**Short problem:** Reproduce every one of the records below line for line, with no changes.

(Region boundary data)
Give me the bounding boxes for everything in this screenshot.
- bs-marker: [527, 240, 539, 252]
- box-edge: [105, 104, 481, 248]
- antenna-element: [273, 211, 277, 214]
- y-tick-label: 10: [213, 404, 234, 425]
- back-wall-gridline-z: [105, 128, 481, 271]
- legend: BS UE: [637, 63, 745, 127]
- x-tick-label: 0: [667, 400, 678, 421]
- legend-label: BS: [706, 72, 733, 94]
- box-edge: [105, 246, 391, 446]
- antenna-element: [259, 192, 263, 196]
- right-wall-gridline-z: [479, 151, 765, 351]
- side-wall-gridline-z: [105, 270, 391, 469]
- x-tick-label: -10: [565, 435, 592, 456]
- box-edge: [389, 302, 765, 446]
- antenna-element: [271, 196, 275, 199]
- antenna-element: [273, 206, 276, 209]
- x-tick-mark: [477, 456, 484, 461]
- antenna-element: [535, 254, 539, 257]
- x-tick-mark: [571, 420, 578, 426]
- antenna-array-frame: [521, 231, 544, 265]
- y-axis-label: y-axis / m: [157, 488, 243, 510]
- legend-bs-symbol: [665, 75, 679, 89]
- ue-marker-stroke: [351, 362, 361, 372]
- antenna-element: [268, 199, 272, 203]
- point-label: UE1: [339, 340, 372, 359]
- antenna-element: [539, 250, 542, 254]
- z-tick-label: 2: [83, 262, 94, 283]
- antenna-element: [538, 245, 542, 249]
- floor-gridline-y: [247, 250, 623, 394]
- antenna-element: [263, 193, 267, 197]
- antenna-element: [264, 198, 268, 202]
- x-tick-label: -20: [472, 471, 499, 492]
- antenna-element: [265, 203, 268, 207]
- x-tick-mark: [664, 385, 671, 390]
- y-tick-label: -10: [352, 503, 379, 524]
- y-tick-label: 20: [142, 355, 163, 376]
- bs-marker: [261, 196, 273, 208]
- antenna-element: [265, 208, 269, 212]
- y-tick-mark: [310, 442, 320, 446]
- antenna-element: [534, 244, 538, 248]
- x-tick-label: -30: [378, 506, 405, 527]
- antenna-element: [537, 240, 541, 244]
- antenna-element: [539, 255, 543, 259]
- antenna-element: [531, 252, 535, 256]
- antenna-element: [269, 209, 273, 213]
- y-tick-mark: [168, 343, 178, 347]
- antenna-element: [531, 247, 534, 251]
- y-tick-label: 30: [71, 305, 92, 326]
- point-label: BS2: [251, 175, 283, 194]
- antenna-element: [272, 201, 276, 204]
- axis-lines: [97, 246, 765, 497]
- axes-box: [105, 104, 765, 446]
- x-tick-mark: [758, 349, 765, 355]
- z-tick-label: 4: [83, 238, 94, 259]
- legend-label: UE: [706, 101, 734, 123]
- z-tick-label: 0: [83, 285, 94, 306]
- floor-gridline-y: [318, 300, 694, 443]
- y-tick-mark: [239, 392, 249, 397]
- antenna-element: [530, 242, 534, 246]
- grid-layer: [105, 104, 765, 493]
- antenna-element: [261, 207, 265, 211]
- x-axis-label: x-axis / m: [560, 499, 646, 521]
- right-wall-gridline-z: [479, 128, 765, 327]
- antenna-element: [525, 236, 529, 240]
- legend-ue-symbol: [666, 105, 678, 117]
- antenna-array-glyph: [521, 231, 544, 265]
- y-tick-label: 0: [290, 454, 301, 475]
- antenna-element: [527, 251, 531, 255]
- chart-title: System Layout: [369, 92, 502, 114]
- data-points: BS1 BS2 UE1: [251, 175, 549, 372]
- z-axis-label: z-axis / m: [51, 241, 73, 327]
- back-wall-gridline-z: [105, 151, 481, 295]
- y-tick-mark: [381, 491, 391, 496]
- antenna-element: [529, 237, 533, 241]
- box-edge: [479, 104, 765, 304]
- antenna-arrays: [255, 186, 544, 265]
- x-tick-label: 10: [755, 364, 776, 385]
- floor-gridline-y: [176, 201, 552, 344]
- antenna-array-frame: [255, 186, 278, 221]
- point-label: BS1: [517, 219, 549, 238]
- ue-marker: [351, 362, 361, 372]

**Answer to this exercise:**
Give me the bounding boxes for everything in this screenshot.
- bs-marker: [527, 240, 539, 252]
- box-edge: [105, 104, 481, 248]
- antenna-element: [273, 211, 277, 214]
- y-tick-label: 10: [213, 404, 234, 425]
- back-wall-gridline-z: [105, 128, 481, 271]
- legend: BS UE: [637, 63, 745, 127]
- x-tick-label: 0: [667, 400, 678, 421]
- legend-label: BS: [706, 72, 733, 94]
- box-edge: [105, 246, 391, 446]
- antenna-element: [259, 192, 263, 196]
- right-wall-gridline-z: [479, 151, 765, 351]
- side-wall-gridline-z: [105, 270, 391, 469]
- x-tick-label: -10: [565, 435, 592, 456]
- box-edge: [389, 302, 765, 446]
- antenna-element: [271, 196, 275, 199]
- antenna-element: [273, 206, 276, 209]
- x-tick-mark: [477, 456, 484, 461]
- antenna-element: [535, 254, 539, 257]
- x-tick-mark: [571, 420, 578, 426]
- antenna-array-frame: [521, 231, 544, 265]
- y-axis-label: y-axis / m: [157, 488, 243, 510]
- legend-bs-symbol: [665, 75, 679, 89]
- ue-marker-stroke: [351, 362, 361, 372]
- antenna-element: [268, 199, 272, 203]
- point-label: UE1: [339, 340, 372, 359]
- antenna-element: [539, 250, 542, 254]
- z-tick-label: 2: [83, 262, 94, 283]
- antenna-element: [538, 245, 542, 249]
- floor-gridline-y: [247, 250, 623, 394]
- antenna-element: [263, 193, 267, 197]
- antenna-element: [264, 198, 268, 202]
- x-tick-label: -20: [472, 471, 499, 492]
- antenna-element: [265, 203, 268, 207]
- x-tick-mark: [664, 385, 671, 390]
- y-tick-label: -10: [352, 503, 379, 524]
- y-tick-label: 20: [142, 355, 163, 376]
- bs-marker: [261, 196, 273, 208]
- antenna-element: [265, 208, 269, 212]
- y-tick-mark: [310, 442, 320, 446]
- antenna-element: [534, 244, 538, 248]
- x-tick-label: -30: [378, 506, 405, 527]
- antenna-element: [537, 240, 541, 244]
- antenna-element: [539, 255, 543, 259]
- antenna-element: [531, 252, 535, 256]
- antenna-element: [269, 209, 273, 213]
- y-tick-mark: [168, 343, 178, 347]
- antenna-element: [531, 247, 534, 251]
- y-tick-label: 30: [71, 305, 92, 326]
- point-label: BS2: [251, 175, 283, 194]
- antenna-element: [272, 201, 276, 204]
- axis-lines: [97, 246, 765, 497]
- axes-box: [105, 104, 765, 446]
- x-tick-mark: [758, 349, 765, 355]
- z-tick-label: 4: [83, 238, 94, 259]
- legend-label: UE: [706, 101, 734, 123]
- z-tick-label: 0: [83, 285, 94, 306]
- floor-gridline-y: [318, 300, 694, 443]
- y-tick-mark: [239, 392, 249, 397]
- antenna-element: [530, 242, 534, 246]
- grid-layer: [105, 104, 765, 493]
- antenna-element: [261, 207, 265, 211]
- x-axis-label: x-axis / m: [560, 499, 646, 521]
- right-wall-gridline-z: [479, 128, 765, 327]
- antenna-element: [525, 236, 529, 240]
- legend-ue-symbol: [666, 105, 678, 117]
- antenna-array-glyph: [521, 231, 544, 265]
- y-tick-label: 0: [290, 454, 301, 475]
- antenna-element: [527, 251, 531, 255]
- chart-title: System Layout: [369, 92, 502, 114]
- data-points: BS1 BS2 UE1: [251, 175, 549, 372]
- z-axis-label: z-axis / m: [51, 241, 73, 327]
- back-wall-gridline-z: [105, 151, 481, 295]
- y-tick-mark: [381, 491, 391, 496]
- antenna-element: [529, 237, 533, 241]
- box-edge: [479, 104, 765, 304]
- antenna-arrays: [255, 186, 544, 265]
- x-tick-label: 10: [755, 364, 776, 385]
- floor-gridline-y: [176, 201, 552, 344]
- antenna-array-frame: [255, 186, 278, 221]
- point-label: BS1: [517, 219, 549, 238]
- ue-marker: [351, 362, 361, 372]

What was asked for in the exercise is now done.